***** The data

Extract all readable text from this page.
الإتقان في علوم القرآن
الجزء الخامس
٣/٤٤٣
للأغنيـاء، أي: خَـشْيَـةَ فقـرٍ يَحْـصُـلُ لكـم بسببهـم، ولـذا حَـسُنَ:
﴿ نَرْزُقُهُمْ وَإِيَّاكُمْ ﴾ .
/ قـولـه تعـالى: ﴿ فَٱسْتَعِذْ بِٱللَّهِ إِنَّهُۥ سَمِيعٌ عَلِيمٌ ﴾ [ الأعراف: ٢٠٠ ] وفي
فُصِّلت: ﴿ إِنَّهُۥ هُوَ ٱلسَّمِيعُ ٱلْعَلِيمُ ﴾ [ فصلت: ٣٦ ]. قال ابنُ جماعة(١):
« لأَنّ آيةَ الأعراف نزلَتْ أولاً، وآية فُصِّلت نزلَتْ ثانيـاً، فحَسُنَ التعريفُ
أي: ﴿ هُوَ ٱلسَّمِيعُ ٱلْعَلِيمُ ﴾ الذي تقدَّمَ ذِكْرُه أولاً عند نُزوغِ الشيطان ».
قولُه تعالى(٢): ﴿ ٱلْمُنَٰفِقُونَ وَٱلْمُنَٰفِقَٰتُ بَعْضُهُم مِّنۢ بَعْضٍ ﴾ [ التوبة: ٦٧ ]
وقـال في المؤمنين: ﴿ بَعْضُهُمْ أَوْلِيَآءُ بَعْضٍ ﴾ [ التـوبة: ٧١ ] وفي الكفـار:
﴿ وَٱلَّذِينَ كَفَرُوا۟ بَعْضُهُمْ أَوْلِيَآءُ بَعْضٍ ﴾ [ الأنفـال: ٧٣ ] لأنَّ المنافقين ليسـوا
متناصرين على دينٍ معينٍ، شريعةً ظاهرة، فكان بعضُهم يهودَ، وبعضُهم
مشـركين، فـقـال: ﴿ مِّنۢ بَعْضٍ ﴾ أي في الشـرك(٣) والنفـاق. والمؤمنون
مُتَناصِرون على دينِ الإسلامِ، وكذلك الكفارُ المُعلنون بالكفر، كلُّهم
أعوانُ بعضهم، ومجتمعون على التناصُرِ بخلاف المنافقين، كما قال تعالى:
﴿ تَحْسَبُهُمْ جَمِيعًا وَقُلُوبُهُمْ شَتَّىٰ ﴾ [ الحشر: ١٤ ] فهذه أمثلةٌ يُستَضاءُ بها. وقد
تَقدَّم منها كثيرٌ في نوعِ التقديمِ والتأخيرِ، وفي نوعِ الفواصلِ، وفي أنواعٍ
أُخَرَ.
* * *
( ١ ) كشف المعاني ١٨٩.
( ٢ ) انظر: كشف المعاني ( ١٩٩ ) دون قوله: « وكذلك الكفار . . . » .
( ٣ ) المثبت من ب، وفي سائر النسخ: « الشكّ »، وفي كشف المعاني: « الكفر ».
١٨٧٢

**********

• _Given instruction_: Exactly how many lines contain "أولا"? State the number and nothing else.

• _Answer to the exercise_: 2